CHALLENGE
Tally the lines that contain "this" and report the total alone.

EXERCISE INPUT
┄┄┄┄┄┄┄┄┄┄
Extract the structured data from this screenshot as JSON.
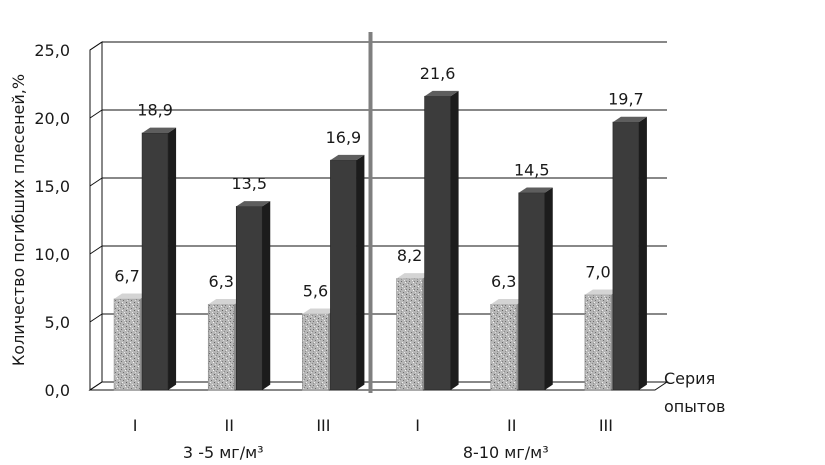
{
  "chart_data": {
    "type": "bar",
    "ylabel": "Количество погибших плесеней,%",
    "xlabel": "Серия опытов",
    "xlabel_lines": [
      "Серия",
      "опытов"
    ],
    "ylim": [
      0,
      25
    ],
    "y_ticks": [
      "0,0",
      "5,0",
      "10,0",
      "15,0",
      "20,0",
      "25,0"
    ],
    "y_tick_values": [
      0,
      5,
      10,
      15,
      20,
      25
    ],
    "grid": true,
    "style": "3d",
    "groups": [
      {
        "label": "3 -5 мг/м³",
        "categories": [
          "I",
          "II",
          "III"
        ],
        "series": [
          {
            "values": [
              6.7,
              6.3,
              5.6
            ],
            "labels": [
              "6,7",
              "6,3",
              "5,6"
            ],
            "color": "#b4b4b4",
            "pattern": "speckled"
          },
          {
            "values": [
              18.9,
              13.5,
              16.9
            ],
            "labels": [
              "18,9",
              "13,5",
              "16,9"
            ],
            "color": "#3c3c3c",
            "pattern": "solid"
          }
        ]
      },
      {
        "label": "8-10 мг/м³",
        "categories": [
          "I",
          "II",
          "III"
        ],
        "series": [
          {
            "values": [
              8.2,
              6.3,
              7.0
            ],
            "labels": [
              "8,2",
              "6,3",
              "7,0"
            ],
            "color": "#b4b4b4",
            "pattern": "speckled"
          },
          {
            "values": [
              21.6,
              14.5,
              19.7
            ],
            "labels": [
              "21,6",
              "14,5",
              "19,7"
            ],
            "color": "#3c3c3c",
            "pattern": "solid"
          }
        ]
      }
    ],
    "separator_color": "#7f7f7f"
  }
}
┄┄┄┄┄┄┄┄┄┄
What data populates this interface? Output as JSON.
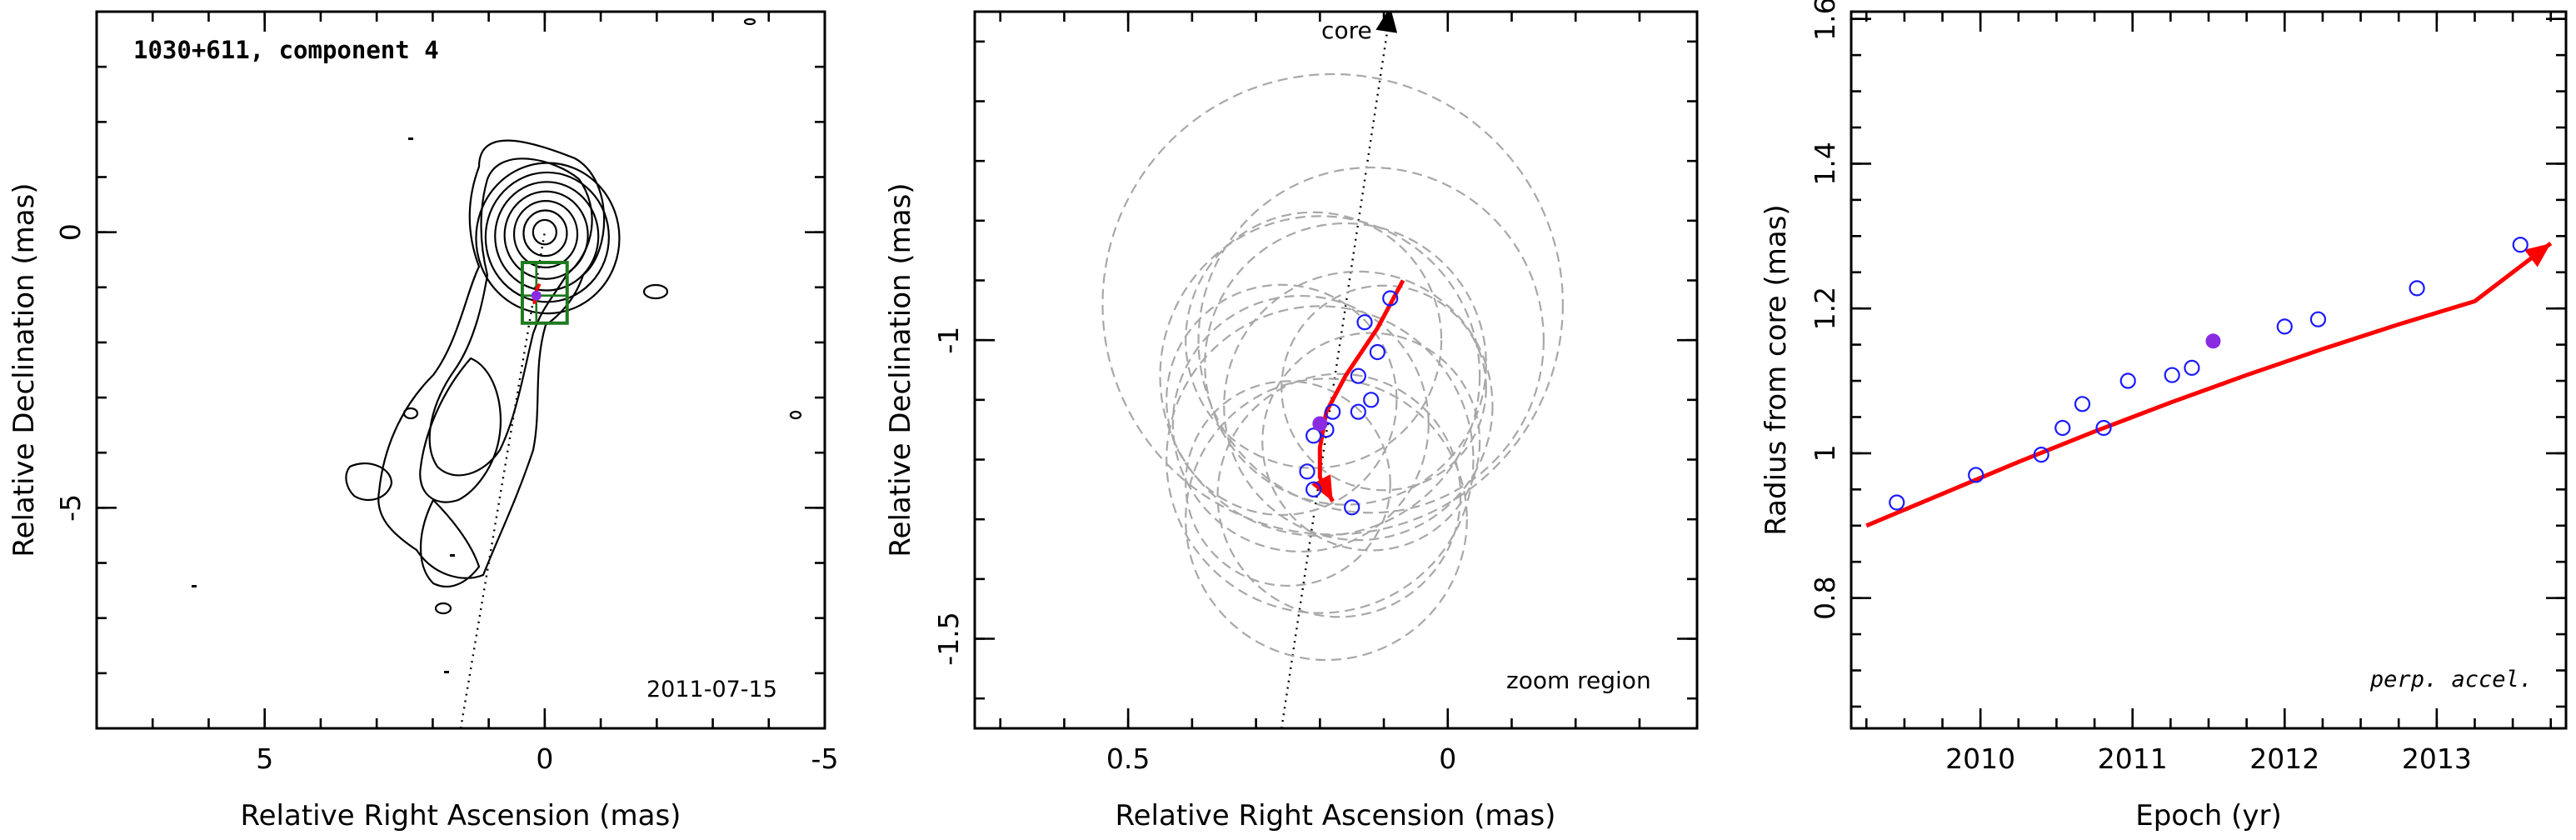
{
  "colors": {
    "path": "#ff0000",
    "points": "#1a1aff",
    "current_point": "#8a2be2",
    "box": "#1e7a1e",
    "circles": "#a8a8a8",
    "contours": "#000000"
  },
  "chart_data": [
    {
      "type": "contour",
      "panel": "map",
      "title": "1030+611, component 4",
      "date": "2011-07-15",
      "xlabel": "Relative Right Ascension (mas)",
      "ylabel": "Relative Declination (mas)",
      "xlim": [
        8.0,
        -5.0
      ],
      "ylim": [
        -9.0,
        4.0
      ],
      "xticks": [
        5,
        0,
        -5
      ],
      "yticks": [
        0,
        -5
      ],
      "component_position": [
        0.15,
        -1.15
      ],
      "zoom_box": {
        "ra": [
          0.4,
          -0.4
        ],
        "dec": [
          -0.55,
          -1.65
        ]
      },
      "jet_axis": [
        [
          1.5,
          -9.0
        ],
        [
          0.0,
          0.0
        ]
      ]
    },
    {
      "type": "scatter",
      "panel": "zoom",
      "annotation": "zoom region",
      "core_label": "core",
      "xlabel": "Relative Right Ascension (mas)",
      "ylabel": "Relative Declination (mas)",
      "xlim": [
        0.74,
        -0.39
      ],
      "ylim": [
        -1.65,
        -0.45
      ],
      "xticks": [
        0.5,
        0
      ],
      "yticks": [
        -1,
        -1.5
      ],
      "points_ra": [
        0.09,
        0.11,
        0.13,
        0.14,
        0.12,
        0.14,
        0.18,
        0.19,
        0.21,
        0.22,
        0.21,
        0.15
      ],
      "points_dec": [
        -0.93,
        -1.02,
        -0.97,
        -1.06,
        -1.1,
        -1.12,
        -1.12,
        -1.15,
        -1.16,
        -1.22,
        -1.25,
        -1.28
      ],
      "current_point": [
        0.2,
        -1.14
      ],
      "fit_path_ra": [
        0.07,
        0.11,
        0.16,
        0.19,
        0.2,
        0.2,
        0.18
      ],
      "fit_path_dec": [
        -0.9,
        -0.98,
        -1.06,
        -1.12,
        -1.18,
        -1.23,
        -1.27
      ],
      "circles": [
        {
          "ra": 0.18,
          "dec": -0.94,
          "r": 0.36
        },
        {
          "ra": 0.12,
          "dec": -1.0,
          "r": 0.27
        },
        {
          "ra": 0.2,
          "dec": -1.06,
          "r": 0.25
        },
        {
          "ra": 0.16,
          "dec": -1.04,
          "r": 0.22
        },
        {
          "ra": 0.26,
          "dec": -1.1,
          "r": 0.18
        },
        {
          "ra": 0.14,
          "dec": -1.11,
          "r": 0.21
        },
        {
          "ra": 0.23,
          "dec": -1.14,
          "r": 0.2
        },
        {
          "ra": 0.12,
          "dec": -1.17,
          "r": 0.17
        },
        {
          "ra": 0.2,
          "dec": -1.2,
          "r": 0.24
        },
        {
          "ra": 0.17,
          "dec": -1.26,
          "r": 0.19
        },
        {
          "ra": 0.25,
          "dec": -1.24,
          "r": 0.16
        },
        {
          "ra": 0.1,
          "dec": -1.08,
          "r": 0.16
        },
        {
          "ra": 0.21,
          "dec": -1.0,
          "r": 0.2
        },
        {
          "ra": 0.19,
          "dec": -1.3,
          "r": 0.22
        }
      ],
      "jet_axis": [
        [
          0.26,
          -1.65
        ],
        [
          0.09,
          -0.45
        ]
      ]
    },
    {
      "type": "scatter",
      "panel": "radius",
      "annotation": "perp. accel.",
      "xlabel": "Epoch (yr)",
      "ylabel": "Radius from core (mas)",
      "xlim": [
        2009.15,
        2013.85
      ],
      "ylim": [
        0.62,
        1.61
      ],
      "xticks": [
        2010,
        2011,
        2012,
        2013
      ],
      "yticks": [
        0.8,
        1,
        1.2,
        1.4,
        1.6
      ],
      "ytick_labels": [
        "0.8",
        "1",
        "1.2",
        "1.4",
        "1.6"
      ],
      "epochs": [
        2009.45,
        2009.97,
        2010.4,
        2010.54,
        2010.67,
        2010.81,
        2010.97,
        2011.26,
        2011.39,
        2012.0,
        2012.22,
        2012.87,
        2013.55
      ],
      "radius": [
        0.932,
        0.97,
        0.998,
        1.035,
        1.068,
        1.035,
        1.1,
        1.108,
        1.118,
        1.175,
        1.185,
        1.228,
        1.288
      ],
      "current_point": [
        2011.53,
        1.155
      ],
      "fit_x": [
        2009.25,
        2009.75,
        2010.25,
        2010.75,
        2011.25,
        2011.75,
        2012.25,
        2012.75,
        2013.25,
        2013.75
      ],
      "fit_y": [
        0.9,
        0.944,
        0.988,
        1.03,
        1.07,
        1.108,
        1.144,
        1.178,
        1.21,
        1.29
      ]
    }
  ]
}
┄┄┄┄┄┄┄┄┄┄
SOLUTION TO THE EXERCISE
2